TASK INSTRUCTIONS => Repeat every line from the line containing "Type out the text in this image." to the end of the data, exactly. Leave the pictures out.

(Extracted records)
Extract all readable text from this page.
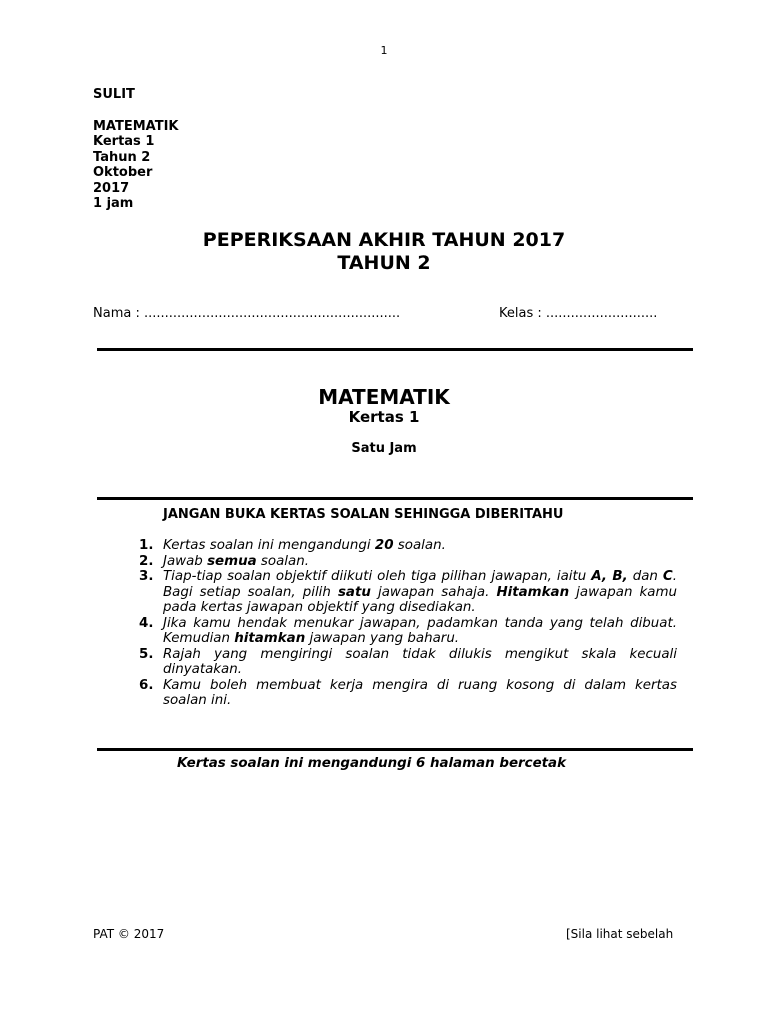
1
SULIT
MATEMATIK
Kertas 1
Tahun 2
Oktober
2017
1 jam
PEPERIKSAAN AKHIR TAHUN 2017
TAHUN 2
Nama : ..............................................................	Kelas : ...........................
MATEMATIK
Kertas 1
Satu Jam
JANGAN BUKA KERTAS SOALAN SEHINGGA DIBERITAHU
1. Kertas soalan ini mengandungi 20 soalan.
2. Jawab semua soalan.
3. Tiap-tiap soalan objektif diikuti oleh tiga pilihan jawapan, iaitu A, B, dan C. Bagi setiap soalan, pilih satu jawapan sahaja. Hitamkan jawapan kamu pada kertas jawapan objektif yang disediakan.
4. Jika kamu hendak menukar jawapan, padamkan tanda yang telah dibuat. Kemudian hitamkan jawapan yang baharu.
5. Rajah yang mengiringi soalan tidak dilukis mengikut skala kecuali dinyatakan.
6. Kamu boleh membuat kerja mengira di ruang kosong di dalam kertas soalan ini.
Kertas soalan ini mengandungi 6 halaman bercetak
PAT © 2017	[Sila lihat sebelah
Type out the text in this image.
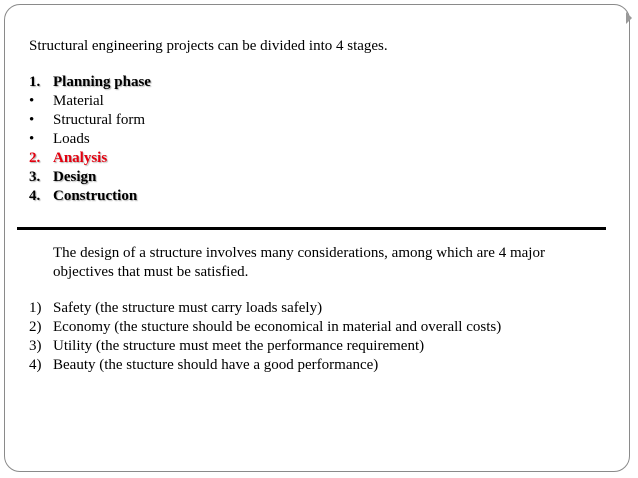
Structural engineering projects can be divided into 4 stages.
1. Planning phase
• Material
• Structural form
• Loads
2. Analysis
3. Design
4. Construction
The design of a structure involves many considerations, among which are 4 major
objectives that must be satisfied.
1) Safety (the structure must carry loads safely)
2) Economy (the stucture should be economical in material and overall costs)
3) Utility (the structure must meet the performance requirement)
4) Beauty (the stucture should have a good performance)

WRITTEN ANSWER =>
Type out the text in this image.
Structural engineering projects can be divided into 4 stages.
1. Planning phase
• Material
• Structural form
• Loads
2. Analysis
3. Design
4. Construction
The design of a structure involves many considerations, among which are 4 major
objectives that must be satisfied.
1) Safety (the structure must carry loads safely)
2) Economy (the stucture should be economical in material and overall costs)
3) Utility (the structure must meet the performance requirement)
4) Beauty (the stucture should have a good performance)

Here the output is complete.